REQUEST
Find the word "verzweigt" in the listing; pull out each line holding it.

DATASET EXCERPTS
***

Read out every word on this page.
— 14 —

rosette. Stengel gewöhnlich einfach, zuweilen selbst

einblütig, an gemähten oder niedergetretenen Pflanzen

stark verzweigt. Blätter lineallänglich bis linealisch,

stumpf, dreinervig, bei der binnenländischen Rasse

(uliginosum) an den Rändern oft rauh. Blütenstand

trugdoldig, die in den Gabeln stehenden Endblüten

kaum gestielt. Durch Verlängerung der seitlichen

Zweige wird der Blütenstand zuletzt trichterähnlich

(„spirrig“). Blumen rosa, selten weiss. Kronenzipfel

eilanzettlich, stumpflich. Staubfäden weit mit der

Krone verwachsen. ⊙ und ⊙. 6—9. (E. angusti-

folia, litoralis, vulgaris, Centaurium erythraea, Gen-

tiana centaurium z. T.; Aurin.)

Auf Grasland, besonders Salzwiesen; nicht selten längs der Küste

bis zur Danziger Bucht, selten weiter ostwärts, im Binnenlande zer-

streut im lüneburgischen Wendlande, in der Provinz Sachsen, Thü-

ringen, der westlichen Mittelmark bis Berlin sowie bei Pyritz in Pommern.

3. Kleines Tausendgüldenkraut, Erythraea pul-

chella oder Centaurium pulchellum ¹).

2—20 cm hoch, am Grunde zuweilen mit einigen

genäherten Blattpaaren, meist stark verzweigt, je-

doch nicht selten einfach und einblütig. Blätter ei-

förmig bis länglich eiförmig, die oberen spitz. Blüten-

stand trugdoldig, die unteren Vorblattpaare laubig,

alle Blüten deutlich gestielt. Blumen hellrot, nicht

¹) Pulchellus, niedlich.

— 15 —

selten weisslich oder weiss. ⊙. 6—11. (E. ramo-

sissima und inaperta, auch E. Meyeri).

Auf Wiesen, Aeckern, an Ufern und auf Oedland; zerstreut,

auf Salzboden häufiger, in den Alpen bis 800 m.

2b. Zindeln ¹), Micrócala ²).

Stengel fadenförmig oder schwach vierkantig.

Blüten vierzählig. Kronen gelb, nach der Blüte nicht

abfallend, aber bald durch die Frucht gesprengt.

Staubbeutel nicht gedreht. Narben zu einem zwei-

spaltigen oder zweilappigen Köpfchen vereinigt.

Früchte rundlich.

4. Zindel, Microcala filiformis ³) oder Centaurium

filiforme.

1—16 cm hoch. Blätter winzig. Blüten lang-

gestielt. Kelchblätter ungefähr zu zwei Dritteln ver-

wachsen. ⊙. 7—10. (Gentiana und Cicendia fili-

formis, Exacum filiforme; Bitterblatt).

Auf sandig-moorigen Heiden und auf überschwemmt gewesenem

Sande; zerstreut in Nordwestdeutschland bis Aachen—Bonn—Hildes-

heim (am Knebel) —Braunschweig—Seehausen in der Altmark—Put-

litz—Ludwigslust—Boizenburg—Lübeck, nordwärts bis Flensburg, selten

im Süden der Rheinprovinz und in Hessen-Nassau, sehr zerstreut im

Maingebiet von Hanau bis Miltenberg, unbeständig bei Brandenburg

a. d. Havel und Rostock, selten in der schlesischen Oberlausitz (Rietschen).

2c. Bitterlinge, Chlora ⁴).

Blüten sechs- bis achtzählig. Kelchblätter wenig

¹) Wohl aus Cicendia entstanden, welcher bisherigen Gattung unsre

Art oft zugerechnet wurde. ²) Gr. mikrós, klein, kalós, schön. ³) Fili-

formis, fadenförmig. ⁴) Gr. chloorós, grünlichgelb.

***

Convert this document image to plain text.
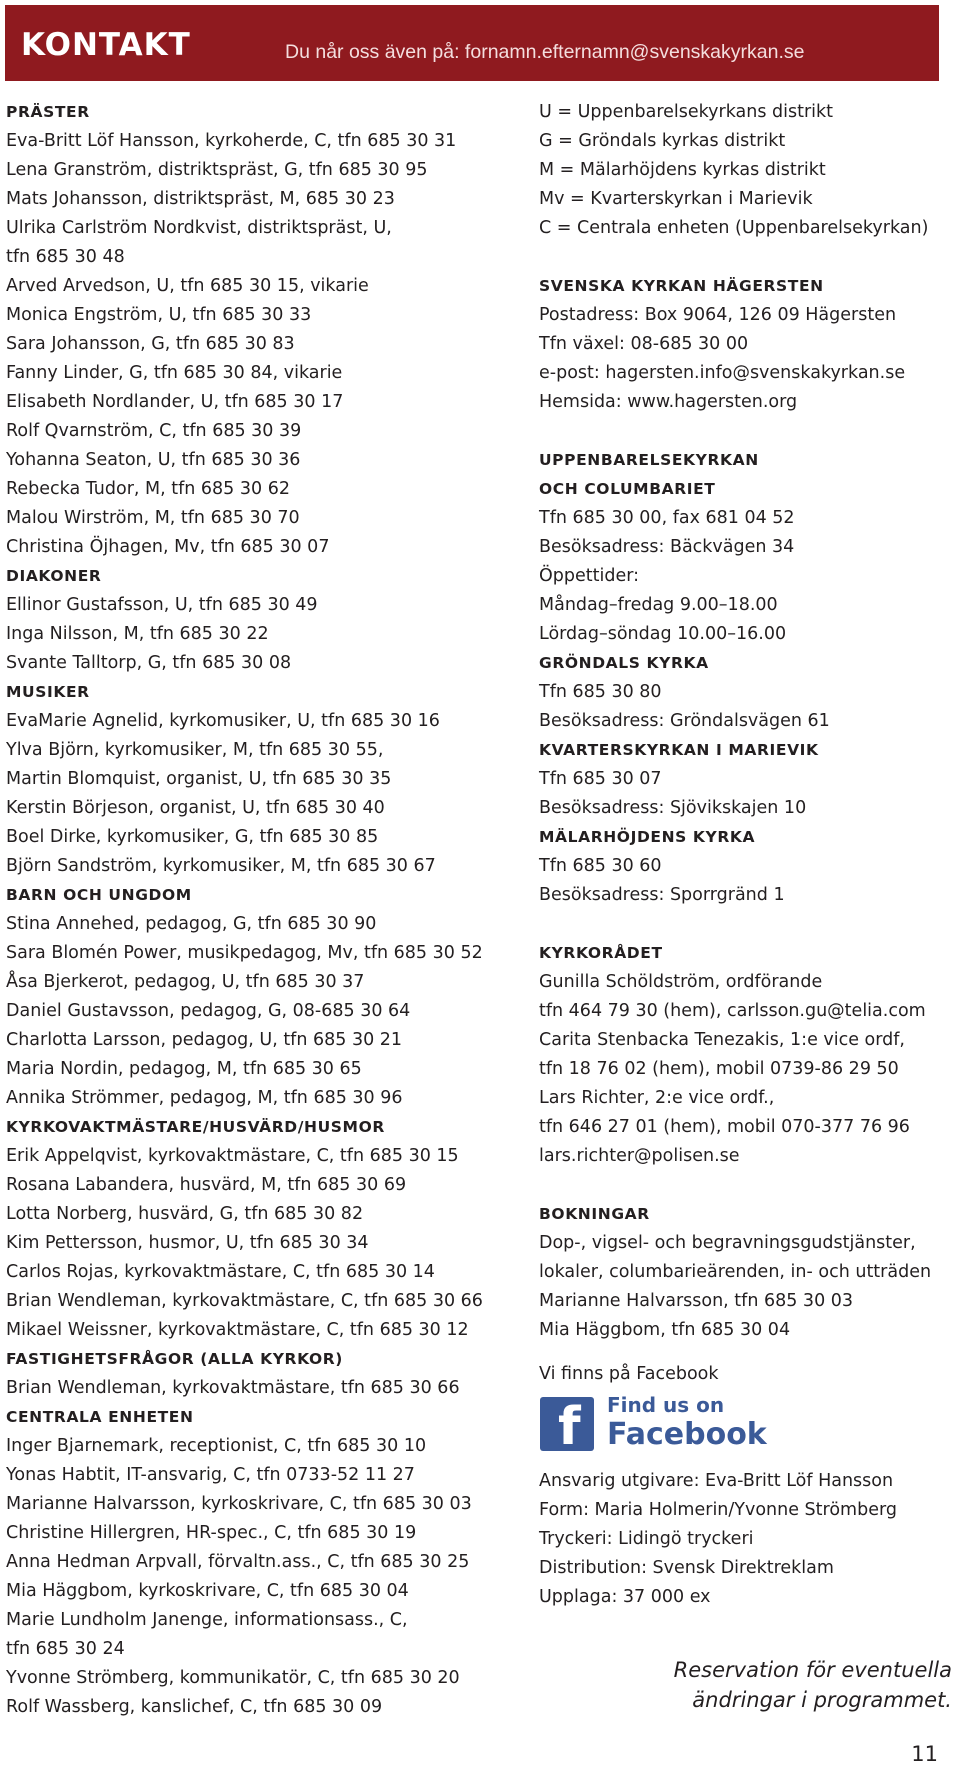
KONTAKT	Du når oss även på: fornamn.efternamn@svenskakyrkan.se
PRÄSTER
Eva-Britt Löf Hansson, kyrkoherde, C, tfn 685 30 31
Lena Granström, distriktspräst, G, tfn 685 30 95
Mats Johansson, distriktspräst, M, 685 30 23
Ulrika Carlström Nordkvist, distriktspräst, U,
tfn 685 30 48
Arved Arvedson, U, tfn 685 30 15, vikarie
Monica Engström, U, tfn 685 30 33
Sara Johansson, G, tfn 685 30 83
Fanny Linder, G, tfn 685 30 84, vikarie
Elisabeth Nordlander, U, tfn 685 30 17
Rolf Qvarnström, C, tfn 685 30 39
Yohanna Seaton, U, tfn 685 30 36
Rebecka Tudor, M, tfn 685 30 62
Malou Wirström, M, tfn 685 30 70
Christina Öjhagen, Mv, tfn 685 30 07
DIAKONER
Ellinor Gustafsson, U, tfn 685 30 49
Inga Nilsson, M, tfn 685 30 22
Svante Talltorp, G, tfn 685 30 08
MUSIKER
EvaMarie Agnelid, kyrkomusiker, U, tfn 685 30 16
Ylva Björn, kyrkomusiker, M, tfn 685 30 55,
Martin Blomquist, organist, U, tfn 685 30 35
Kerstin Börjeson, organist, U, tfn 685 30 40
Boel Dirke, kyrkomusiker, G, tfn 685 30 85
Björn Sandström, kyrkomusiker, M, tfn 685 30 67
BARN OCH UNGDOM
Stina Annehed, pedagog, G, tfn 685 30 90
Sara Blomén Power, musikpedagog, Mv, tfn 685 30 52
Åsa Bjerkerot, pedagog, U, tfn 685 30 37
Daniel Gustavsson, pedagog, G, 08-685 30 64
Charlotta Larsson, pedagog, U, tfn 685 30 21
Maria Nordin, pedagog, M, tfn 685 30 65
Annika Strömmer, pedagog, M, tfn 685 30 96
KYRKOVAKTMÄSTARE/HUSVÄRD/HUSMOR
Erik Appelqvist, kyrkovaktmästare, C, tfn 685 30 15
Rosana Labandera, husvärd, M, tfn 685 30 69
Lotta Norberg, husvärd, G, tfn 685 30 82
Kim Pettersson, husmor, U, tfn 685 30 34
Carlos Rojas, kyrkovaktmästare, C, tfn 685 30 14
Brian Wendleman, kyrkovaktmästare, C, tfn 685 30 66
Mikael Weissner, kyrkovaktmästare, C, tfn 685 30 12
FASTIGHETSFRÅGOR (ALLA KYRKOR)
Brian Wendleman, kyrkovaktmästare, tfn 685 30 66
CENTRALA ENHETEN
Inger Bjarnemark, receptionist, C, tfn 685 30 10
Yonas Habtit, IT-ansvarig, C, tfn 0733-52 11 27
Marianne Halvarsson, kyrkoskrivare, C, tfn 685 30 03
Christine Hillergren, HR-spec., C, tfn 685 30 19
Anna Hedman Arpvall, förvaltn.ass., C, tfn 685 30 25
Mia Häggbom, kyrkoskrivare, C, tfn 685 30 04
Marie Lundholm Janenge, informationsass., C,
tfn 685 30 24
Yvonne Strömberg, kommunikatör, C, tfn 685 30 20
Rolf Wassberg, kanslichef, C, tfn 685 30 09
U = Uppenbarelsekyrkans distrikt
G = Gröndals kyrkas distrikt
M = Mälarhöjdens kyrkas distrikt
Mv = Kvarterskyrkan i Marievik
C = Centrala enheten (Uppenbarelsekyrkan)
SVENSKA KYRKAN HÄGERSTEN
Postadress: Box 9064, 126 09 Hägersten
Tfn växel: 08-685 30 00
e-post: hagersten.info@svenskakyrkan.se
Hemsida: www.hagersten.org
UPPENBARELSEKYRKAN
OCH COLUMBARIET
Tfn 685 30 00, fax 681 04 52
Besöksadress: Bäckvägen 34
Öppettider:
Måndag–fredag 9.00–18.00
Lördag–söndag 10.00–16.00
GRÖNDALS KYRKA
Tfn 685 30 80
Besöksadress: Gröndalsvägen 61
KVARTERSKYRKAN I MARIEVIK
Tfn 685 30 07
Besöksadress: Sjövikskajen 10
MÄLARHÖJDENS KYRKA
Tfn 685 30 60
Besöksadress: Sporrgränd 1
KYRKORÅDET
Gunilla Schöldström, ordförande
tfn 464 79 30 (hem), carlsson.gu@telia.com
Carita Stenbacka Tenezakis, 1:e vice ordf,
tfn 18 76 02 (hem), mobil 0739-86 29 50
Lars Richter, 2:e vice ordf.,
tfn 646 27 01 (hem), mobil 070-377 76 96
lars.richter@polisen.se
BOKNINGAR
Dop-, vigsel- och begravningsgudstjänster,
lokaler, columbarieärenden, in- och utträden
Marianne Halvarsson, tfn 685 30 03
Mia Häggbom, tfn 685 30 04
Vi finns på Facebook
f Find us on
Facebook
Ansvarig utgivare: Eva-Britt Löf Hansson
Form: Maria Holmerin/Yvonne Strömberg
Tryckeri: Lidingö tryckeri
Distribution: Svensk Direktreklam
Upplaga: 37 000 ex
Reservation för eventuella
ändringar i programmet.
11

***

COMPLETE ANSWER
stark verzweigt. Blätter lineallänglich bis linealisch,
genäherten Blattpaaren, meist stark verzweigt, je-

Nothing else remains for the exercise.